Data for processing:
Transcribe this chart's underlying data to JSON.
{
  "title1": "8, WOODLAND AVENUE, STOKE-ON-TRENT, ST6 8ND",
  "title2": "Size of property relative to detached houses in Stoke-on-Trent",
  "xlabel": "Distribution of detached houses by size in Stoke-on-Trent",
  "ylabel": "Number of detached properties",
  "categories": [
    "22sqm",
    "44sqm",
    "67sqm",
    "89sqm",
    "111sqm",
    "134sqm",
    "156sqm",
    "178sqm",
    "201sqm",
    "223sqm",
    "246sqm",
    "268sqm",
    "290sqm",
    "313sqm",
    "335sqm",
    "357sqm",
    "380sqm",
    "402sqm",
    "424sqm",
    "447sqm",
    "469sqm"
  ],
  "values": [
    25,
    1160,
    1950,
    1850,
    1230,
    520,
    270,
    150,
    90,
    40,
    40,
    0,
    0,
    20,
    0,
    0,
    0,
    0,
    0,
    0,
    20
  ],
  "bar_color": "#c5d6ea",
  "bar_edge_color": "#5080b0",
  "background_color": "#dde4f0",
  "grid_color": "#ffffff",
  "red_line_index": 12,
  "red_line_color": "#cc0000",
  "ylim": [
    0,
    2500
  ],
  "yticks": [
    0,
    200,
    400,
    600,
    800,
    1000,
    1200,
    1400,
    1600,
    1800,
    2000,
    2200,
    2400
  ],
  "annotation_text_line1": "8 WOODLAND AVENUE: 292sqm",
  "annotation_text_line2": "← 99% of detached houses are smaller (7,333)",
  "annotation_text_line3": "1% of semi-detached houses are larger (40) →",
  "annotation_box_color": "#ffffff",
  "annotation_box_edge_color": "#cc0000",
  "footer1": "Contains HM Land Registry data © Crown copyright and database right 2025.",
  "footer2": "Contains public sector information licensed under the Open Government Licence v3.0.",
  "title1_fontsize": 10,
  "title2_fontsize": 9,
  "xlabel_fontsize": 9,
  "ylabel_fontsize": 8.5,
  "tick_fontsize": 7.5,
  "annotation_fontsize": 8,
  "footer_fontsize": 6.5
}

Problem description: Reproduce the material in full, with no word added or dropped.

Worked answer:
Transcribe this chart's underlying data to JSON.
{
  "title1": "8, WOODLAND AVENUE, STOKE-ON-TRENT, ST6 8ND",
  "title2": "Size of property relative to detached houses in Stoke-on-Trent",
  "xlabel": "Distribution of detached houses by size in Stoke-on-Trent",
  "ylabel": "Number of detached properties",
  "categories": [
    "22sqm",
    "44sqm",
    "67sqm",
    "89sqm",
    "111sqm",
    "134sqm",
    "156sqm",
    "178sqm",
    "201sqm",
    "223sqm",
    "246sqm",
    "268sqm",
    "290sqm",
    "313sqm",
    "335sqm",
    "357sqm",
    "380sqm",
    "402sqm",
    "424sqm",
    "447sqm",
    "469sqm"
  ],
  "values": [
    25,
    1160,
    1950,
    1850,
    1230,
    520,
    270,
    150,
    90,
    40,
    40,
    0,
    0,
    20,
    0,
    0,
    0,
    0,
    0,
    0,
    20
  ],
  "bar_color": "#c5d6ea",
  "bar_edge_color": "#5080b0",
  "background_color": "#dde4f0",
  "grid_color": "#ffffff",
  "red_line_index": 12,
  "red_line_color": "#cc0000",
  "ylim": [
    0,
    2500
  ],
  "yticks": [
    0,
    200,
    400,
    600,
    800,
    1000,
    1200,
    1400,
    1600,
    1800,
    2000,
    2200,
    2400
  ],
  "annotation_text_line1": "8 WOODLAND AVENUE: 292sqm",
  "annotation_text_line2": "← 99% of detached houses are smaller (7,333)",
  "annotation_text_line3": "1% of semi-detached houses are larger (40) →",
  "annotation_box_color": "#ffffff",
  "annotation_box_edge_color": "#cc0000",
  "footer1": "Contains HM Land Registry data © Crown copyright and database right 2025.",
  "footer2": "Contains public sector information licensed under the Open Government Licence v3.0.",
  "title1_fontsize": 10,
  "title2_fontsize": 9,
  "xlabel_fontsize": 9,
  "ylabel_fontsize": 8.5,
  "tick_fontsize": 7.5,
  "annotation_fontsize": 8,
  "footer_fontsize": 6.5
}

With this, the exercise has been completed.